- [THINGS TO DO]:
(a) In the text about How to Be Single, what is Meg's job?
(b) List every name of a person or character that appears in the text about How to Be Single.

## BEGIN TEXT SECTION

How to Be Single
The title suggests that How to Be Single offers a refreshing counterpoint to the traditional romantic comedy outlook on love. Maybe you can be happy without a significant other, after all.
Perhaps it’s false advertising, then, when the film falls back on the very notions it aims to dismiss in detailing the relationship travails of a handful of needy New York singles masquerading as strong independent women.
The degree to which they’re seeking male companionship varies between the four, including Alice (Dakota Johnson), a paralegal coming off a break-up with her boyfriend. So she moves in with her older sister, Meg (Leslie Mann), a gynecologist who has delivered plenty of babies and now wants one of her own, leading her to try artificial insemination.

## END TEXT SECTION
## BEGIN ENTRIES PROVIDED

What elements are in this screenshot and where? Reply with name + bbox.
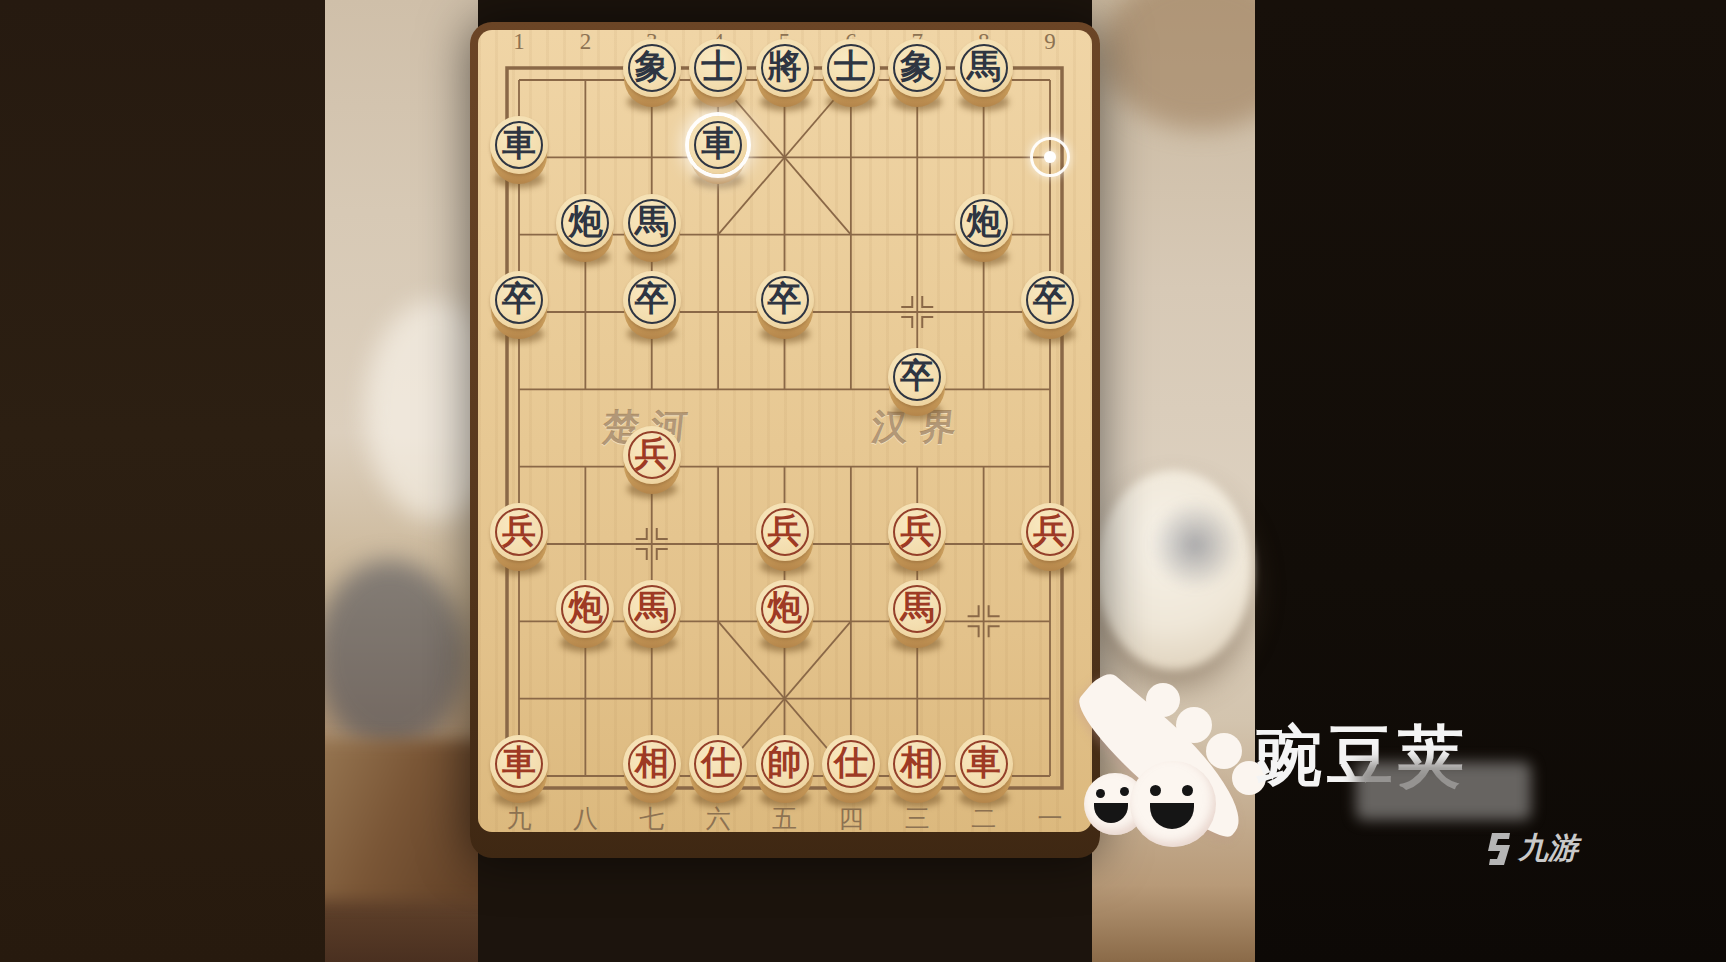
piece-red-soldier-file5-rank7[interactable]: 兵	[754, 501, 816, 575]
piece-face: 相	[888, 735, 946, 793]
piece-face: 象	[623, 39, 681, 97]
piece-face: 炮	[556, 580, 614, 638]
pea-face-large	[1130, 761, 1216, 847]
blurred-piece-character	[1150, 500, 1240, 590]
piece-character: 馬	[900, 591, 934, 625]
piece-black-soldier-file1-rank4[interactable]: 卒	[488, 269, 550, 343]
piece-black-advisor-file6-rank1[interactable]: 士	[820, 37, 882, 111]
piece-red-soldier-file3-rank6[interactable]: 兵	[621, 424, 683, 498]
piece-face: 兵	[756, 503, 814, 561]
piece-red-advisor-file4-rank10[interactable]: 仕	[687, 733, 749, 807]
file-label-top-9: 9	[1044, 29, 1056, 55]
wood-grain-texture	[478, 30, 1092, 832]
piece-face: 士	[689, 39, 747, 97]
piece-character: 帥	[768, 746, 802, 780]
piece-ring: 士	[694, 44, 742, 92]
piece-character: 車	[701, 127, 735, 161]
piece-character: 卒	[900, 359, 934, 393]
piece-ring: 炮	[561, 199, 609, 247]
piece-ring: 炮	[960, 199, 1008, 247]
piece-black-horse-file8-rank1[interactable]: 馬	[953, 37, 1015, 111]
piece-character: 仕	[834, 746, 868, 780]
piece-black-elephant-file7-rank1[interactable]: 象	[886, 37, 948, 111]
pod-bump	[1176, 707, 1212, 743]
last-move-origin-marker	[1030, 137, 1070, 177]
jiuyou-logo-text: 九游	[1518, 828, 1578, 869]
piece-black-soldier-file9-rank4[interactable]: 卒	[1019, 269, 1081, 343]
piece-black-horse-file3-rank3[interactable]: 馬	[621, 192, 683, 266]
piece-ring: 車	[694, 121, 742, 169]
piece-ring: 馬	[893, 585, 941, 633]
piece-character: 兵	[768, 514, 802, 548]
xiangqi-board[interactable]	[478, 30, 1092, 832]
piece-ring: 車	[495, 121, 543, 169]
piece-face: 卒	[623, 271, 681, 329]
piece-ring: 象	[893, 44, 941, 92]
piece-character: 炮	[568, 205, 602, 239]
piece-character: 卒	[635, 282, 669, 316]
piece-ring: 炮	[561, 585, 609, 633]
piece-black-advisor-file4-rank1[interactable]: 士	[687, 37, 749, 111]
piece-ring: 馬	[628, 585, 676, 633]
piece-red-soldier-file1-rank7[interactable]: 兵	[488, 501, 550, 575]
piece-ring: 兵	[1026, 508, 1074, 556]
piece-character: 炮	[568, 591, 602, 625]
piece-ring: 帥	[761, 740, 809, 788]
pod-bump	[1206, 733, 1242, 769]
piece-face: 相	[623, 735, 681, 793]
piece-ring: 馬	[628, 199, 676, 247]
xiangqi-app-screen: 123456789 九八七六五四三二一 楚河 汉界 象士將士象馬車車炮馬炮卒卒卒…	[0, 0, 1726, 962]
piece-ring: 兵	[761, 508, 809, 556]
piece-character: 相	[900, 746, 934, 780]
piece-black-soldier-file3-rank4[interactable]: 卒	[621, 269, 683, 343]
piece-ring: 相	[628, 740, 676, 788]
piece-ring: 卒	[761, 276, 809, 324]
piece-red-cannon-file2-rank8[interactable]: 炮	[554, 578, 616, 652]
piece-black-chariot-file1-rank2[interactable]: 車	[488, 114, 550, 188]
piece-ring: 卒	[495, 276, 543, 324]
piece-character: 炮	[967, 205, 1001, 239]
piece-ring: 象	[628, 44, 676, 92]
piece-character: 仕	[701, 746, 735, 780]
piece-face: 炮	[756, 580, 814, 638]
piece-black-elephant-file3-rank1[interactable]: 象	[621, 37, 683, 111]
piece-character: 將	[768, 50, 802, 84]
piece-character: 卒	[502, 282, 536, 316]
blurred-wood-top	[1102, 0, 1255, 130]
piece-ring: 將	[761, 44, 809, 92]
piece-character: 相	[635, 746, 669, 780]
piece-ring: 兵	[495, 508, 543, 556]
piece-face: 帥	[756, 735, 814, 793]
file-label-bottom-2: 八	[573, 802, 598, 835]
piece-red-soldier-file9-rank7[interactable]: 兵	[1019, 501, 1081, 575]
piece-black-soldier-file7-rank5[interactable]: 卒	[886, 346, 948, 420]
piece-character: 馬	[967, 50, 1001, 84]
piece-black-cannon-file8-rank3[interactable]: 炮	[953, 192, 1015, 266]
piece-face: 仕	[689, 735, 747, 793]
piece-character: 馬	[635, 205, 669, 239]
piece-face: 士	[822, 39, 880, 97]
piece-face: 將	[756, 39, 814, 97]
piece-character: 兵	[502, 514, 536, 548]
piece-character: 士	[701, 50, 735, 84]
piece-face: 象	[888, 39, 946, 97]
piece-red-horse-file7-rank8[interactable]: 馬	[886, 578, 948, 652]
piece-ring: 士	[827, 44, 875, 92]
jiuyou-logo-icon	[1484, 831, 1514, 867]
piece-ring: 兵	[628, 431, 676, 479]
piece-character: 象	[635, 50, 669, 84]
blurred-highlight	[365, 300, 478, 520]
piece-character: 車	[502, 127, 536, 161]
piece-character: 兵	[900, 514, 934, 548]
piece-character: 士	[834, 50, 868, 84]
piece-ring: 馬	[960, 44, 1008, 92]
jiuyou-logo: 九游	[1484, 828, 1578, 869]
file-label-bottom-9: 一	[1038, 802, 1063, 835]
piece-ring: 相	[893, 740, 941, 788]
watermark-blur-bar	[1356, 762, 1531, 820]
piece-face: 炮	[955, 194, 1013, 252]
piece-red-chariot-file1-rank10[interactable]: 車	[488, 733, 550, 807]
wandoujia-pea-mascot	[1072, 655, 1287, 880]
file-label-top-2: 2	[580, 29, 592, 55]
piece-character: 炮	[768, 591, 802, 625]
file-label-top-1: 1	[513, 29, 525, 55]
piece-face: 車	[955, 735, 1013, 793]
piece-black-general-file5-rank1[interactable]: 將	[754, 37, 816, 111]
piece-face: 仕	[822, 735, 880, 793]
piece-black-chariot-file4-rank2[interactable]: 車	[687, 114, 749, 188]
piece-face: 卒	[888, 348, 946, 406]
piece-face: 兵	[1021, 503, 1079, 561]
piece-face: 馬	[955, 39, 1013, 97]
piece-ring: 卒	[628, 276, 676, 324]
pod-bump	[1146, 683, 1180, 717]
piece-ring: 卒	[893, 353, 941, 401]
piece-ring: 仕	[827, 740, 875, 788]
piece-character: 兵	[635, 437, 669, 471]
piece-ring: 車	[495, 740, 543, 788]
piece-face: 卒	[490, 271, 548, 329]
piece-face: 卒	[1021, 271, 1079, 329]
piece-red-general-file5-rank10[interactable]: 帥	[754, 733, 816, 807]
piece-face: 兵	[623, 426, 681, 484]
piece-face: 兵	[888, 503, 946, 561]
blurred-photo-strip-left	[325, 0, 478, 962]
piece-character: 兵	[1033, 514, 1067, 548]
piece-red-elephant-file7-rank10[interactable]: 相	[886, 733, 948, 807]
piece-ring: 卒	[1026, 276, 1074, 324]
piece-black-cannon-file2-rank3[interactable]: 炮	[554, 192, 616, 266]
piece-red-elephant-file3-rank10[interactable]: 相	[621, 733, 683, 807]
piece-red-chariot-file8-rank10[interactable]: 車	[953, 733, 1015, 807]
piece-ring: 仕	[694, 740, 742, 788]
piece-ring: 車	[960, 740, 1008, 788]
piece-face: 卒	[756, 271, 814, 329]
piece-character: 車	[502, 746, 536, 780]
piece-character: 車	[967, 746, 1001, 780]
background-band-left	[0, 0, 325, 962]
piece-character: 卒	[768, 282, 802, 316]
piece-face: 馬	[623, 194, 681, 252]
piece-face: 車	[490, 735, 548, 793]
piece-face: 馬	[623, 580, 681, 638]
piece-red-cannon-file5-rank8[interactable]: 炮	[754, 578, 816, 652]
blurred-wood-grain	[325, 740, 478, 900]
piece-face: 兵	[490, 503, 548, 561]
piece-character: 象	[900, 50, 934, 84]
piece-black-soldier-file5-rank4[interactable]: 卒	[754, 269, 816, 343]
piece-red-horse-file3-rank8[interactable]: 馬	[621, 578, 683, 652]
piece-red-advisor-file6-rank10[interactable]: 仕	[820, 733, 882, 807]
piece-character: 卒	[1033, 282, 1067, 316]
piece-face: 車	[490, 116, 548, 174]
piece-red-soldier-file7-rank7[interactable]: 兵	[886, 501, 948, 575]
piece-face: 炮	[556, 194, 614, 252]
piece-ring: 炮	[761, 585, 809, 633]
blurred-piece-shadow	[325, 560, 465, 750]
piece-character: 馬	[635, 591, 669, 625]
piece-face: 馬	[888, 580, 946, 638]
piece-face: 車	[689, 116, 747, 174]
piece-ring: 兵	[893, 508, 941, 556]
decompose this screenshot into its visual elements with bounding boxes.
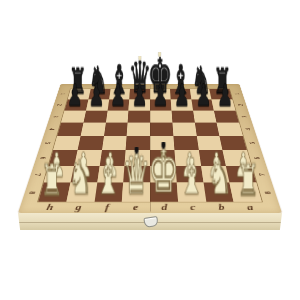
rank-label: 1 [233, 93, 241, 95]
square-g2[interactable]: ♟ [86, 99, 109, 110]
square-a3[interactable] [214, 111, 239, 123]
square-c3[interactable] [171, 111, 194, 123]
square-c8[interactable]: ♝ [177, 183, 206, 202]
rank-label: 1 [59, 93, 67, 95]
rank-label: 6 [252, 157, 261, 159]
rank-label: 8 [27, 191, 37, 194]
white-king[interactable]: ♚ [148, 142, 179, 201]
square-e4[interactable] [127, 123, 150, 136]
square-h8[interactable]: ♜ [38, 183, 70, 202]
square-g3[interactable] [83, 111, 107, 123]
board-grid: ♜♞♝♛♚♝♞♜♟♟♟♟♟♟♟♟♟♟♟♟♟♟♟♟♜♞♝♛♚♝♞♜ [37, 89, 263, 203]
square-a4[interactable] [217, 123, 243, 136]
white-rook[interactable]: ♜ [41, 159, 64, 202]
board-frame: hgfedcba 12345678 ♜♞♝♛♚♝♞♜♟♟♟♟♟♟♟♟♟♟♟♟♟♟… [18, 84, 282, 213]
rank-label: 7 [33, 173, 43, 176]
file-label: e [133, 202, 139, 213]
white-rook[interactable]: ♜ [236, 159, 259, 202]
square-e3[interactable] [128, 111, 150, 123]
black-pawn[interactable]: ♟ [131, 80, 147, 110]
black-finial-icon [162, 141, 166, 149]
file-label: b [218, 202, 226, 213]
ivory-finial-icon [159, 51, 162, 57]
rank-label: 2 [236, 104, 244, 106]
ivory-finial-icon [138, 54, 141, 60]
square-a8[interactable]: ♜ [230, 183, 262, 202]
square-d3[interactable] [150, 111, 172, 123]
chess-board: hgfedcba 12345678 ♜♞♝♛♚♝♞♜♟♟♟♟♟♟♟♟♟♟♟♟♟♟… [18, 84, 282, 213]
square-b2[interactable]: ♟ [191, 99, 214, 110]
square-d4[interactable] [150, 123, 173, 136]
black-pawn[interactable]: ♟ [217, 80, 233, 110]
white-bishop[interactable]: ♝ [95, 152, 121, 202]
square-a2[interactable]: ♟ [212, 99, 236, 110]
black-pawn[interactable]: ♟ [153, 80, 169, 110]
square-f2[interactable]: ♟ [107, 99, 129, 110]
black-pawn[interactable]: ♟ [110, 80, 126, 110]
square-d8[interactable]: ♚ [150, 183, 178, 202]
black-pawn[interactable]: ♟ [89, 80, 105, 110]
square-e2[interactable]: ♟ [129, 99, 150, 110]
white-knight[interactable]: ♞ [68, 155, 92, 201]
rank-label: 3 [52, 115, 60, 117]
square-b3[interactable] [193, 111, 217, 123]
square-b8[interactable]: ♞ [203, 183, 234, 202]
square-h4[interactable] [57, 123, 83, 136]
black-pawn[interactable]: ♟ [174, 80, 190, 110]
square-e8[interactable]: ♛ [122, 183, 150, 202]
rank-label: 5 [248, 142, 257, 144]
chess-set-photo: hgfedcba 12345678 ♜♞♝♛♚♝♞♜♟♟♟♟♟♟♟♟♟♟♟♟♟♟… [0, 0, 300, 300]
black-finial-icon [134, 145, 138, 153]
rank-label: 6 [38, 157, 47, 159]
file-label: d [161, 202, 167, 213]
square-f3[interactable] [106, 111, 129, 123]
square-b4[interactable] [194, 123, 219, 136]
rank-label: 7 [257, 173, 267, 176]
file-label: c [190, 202, 196, 213]
file-label: a [246, 202, 255, 213]
black-pawn[interactable]: ♟ [195, 80, 211, 110]
square-h3[interactable] [61, 111, 86, 123]
black-pawn[interactable]: ♟ [67, 80, 83, 110]
square-h2[interactable]: ♟ [65, 99, 89, 110]
square-g4[interactable] [80, 123, 105, 136]
file-label: g [75, 202, 83, 213]
square-f8[interactable]: ♝ [94, 183, 123, 202]
rank-label: 3 [240, 115, 248, 117]
square-g8[interactable]: ♞ [66, 183, 97, 202]
square-c2[interactable]: ♟ [171, 99, 193, 110]
square-f4[interactable] [104, 123, 128, 136]
file-label: f [105, 202, 110, 213]
rank-label: 8 [262, 191, 272, 194]
square-c4[interactable] [172, 123, 196, 136]
white-bishop[interactable]: ♝ [179, 152, 205, 202]
rank-label: 4 [48, 128, 57, 130]
rank-label: 4 [244, 128, 253, 130]
white-knight[interactable]: ♞ [208, 155, 232, 201]
folded-box-side [18, 213, 282, 230]
white-queen[interactable]: ♛ [122, 147, 151, 202]
square-d2[interactable]: ♟ [150, 99, 171, 110]
rank-label: 5 [43, 142, 52, 144]
file-label: h [45, 202, 54, 213]
rank-label: 2 [56, 104, 64, 106]
file-labels-near: hgfedcba [34, 202, 266, 213]
latch-icon [143, 216, 158, 228]
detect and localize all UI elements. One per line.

## END ENTRIES PROVIDED

- [RESULTS FOR EACH TASK]:
(a) Meg is a gynecologist.

(b) Alice, Dakota Johnson, Meg, Leslie Mann